▸ Task to carry out: Find each line with the string "subtitle" and report it.

▸ Material for the task:

+-------+

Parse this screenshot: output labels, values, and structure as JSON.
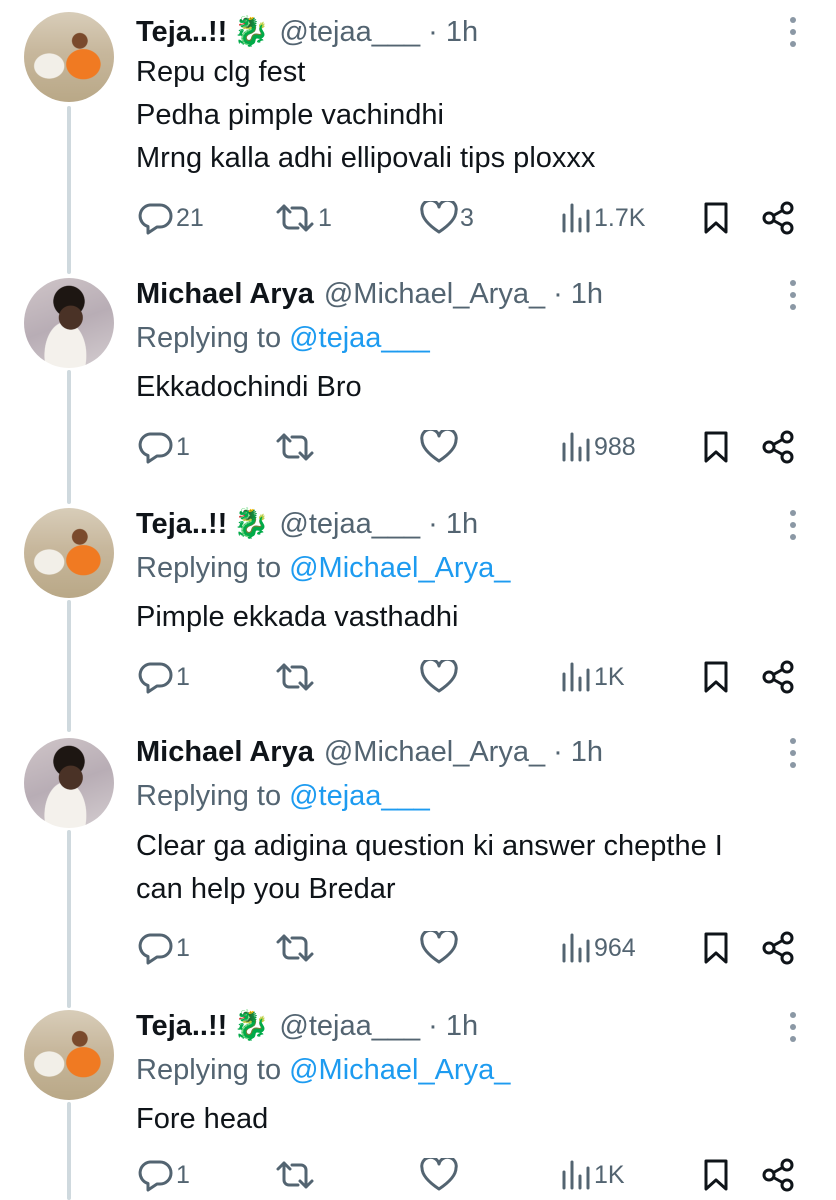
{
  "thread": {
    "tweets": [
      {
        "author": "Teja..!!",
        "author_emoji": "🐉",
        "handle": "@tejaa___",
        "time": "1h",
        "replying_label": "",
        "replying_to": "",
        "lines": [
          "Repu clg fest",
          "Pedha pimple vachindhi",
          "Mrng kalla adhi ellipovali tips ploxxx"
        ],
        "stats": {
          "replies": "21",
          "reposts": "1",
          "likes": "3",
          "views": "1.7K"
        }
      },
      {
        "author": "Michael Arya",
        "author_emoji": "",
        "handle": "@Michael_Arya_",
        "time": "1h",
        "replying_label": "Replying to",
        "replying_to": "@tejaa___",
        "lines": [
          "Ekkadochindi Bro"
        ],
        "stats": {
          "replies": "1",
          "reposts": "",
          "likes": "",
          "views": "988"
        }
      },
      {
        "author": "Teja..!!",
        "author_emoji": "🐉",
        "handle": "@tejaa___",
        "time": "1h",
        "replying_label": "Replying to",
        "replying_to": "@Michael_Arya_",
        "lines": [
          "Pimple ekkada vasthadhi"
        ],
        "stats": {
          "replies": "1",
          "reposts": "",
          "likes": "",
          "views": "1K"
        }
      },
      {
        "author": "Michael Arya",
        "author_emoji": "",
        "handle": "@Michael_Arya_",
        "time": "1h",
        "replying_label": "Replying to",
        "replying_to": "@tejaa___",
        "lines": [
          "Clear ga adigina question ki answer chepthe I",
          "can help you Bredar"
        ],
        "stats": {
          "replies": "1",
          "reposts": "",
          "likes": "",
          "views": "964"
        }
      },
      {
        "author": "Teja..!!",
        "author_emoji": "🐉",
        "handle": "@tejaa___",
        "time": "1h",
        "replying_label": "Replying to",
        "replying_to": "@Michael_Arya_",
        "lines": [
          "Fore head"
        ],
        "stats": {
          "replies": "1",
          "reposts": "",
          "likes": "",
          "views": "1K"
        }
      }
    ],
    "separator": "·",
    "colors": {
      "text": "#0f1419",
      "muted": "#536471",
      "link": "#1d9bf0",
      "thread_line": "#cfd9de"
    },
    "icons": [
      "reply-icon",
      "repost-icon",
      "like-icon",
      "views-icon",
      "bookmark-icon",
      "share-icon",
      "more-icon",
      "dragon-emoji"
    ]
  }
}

+-------+

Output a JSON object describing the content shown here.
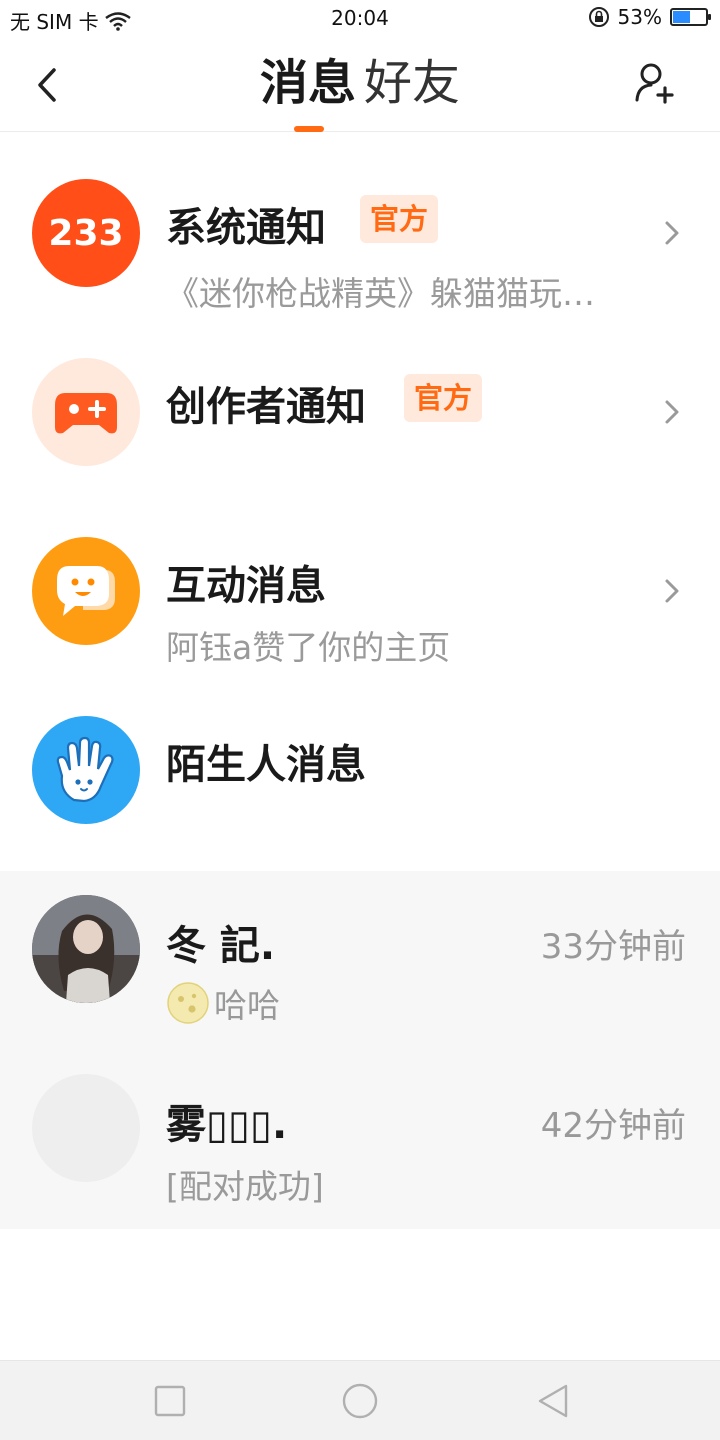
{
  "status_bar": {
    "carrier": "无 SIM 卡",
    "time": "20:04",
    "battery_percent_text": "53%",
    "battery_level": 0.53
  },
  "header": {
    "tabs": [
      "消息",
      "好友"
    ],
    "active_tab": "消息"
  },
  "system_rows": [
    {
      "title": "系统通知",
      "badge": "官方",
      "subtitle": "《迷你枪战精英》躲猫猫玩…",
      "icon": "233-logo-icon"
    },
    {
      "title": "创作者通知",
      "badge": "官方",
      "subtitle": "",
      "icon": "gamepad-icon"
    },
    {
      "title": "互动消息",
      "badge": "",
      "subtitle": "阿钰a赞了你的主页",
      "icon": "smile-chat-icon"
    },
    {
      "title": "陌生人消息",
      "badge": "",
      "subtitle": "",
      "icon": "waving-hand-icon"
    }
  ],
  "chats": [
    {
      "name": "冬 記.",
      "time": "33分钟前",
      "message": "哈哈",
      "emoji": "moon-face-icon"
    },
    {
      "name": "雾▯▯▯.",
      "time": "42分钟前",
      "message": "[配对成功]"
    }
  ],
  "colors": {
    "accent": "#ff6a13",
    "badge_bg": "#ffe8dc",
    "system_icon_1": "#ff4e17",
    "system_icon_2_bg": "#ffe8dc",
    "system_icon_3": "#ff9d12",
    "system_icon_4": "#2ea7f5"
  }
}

+-------+

▸ Response:
      "subtitle": "《迷你枪战精英》躲猫猫玩…",
      "subtitle": "",
      "subtitle": "阿钰a赞了你的主页",
      "subtitle": "",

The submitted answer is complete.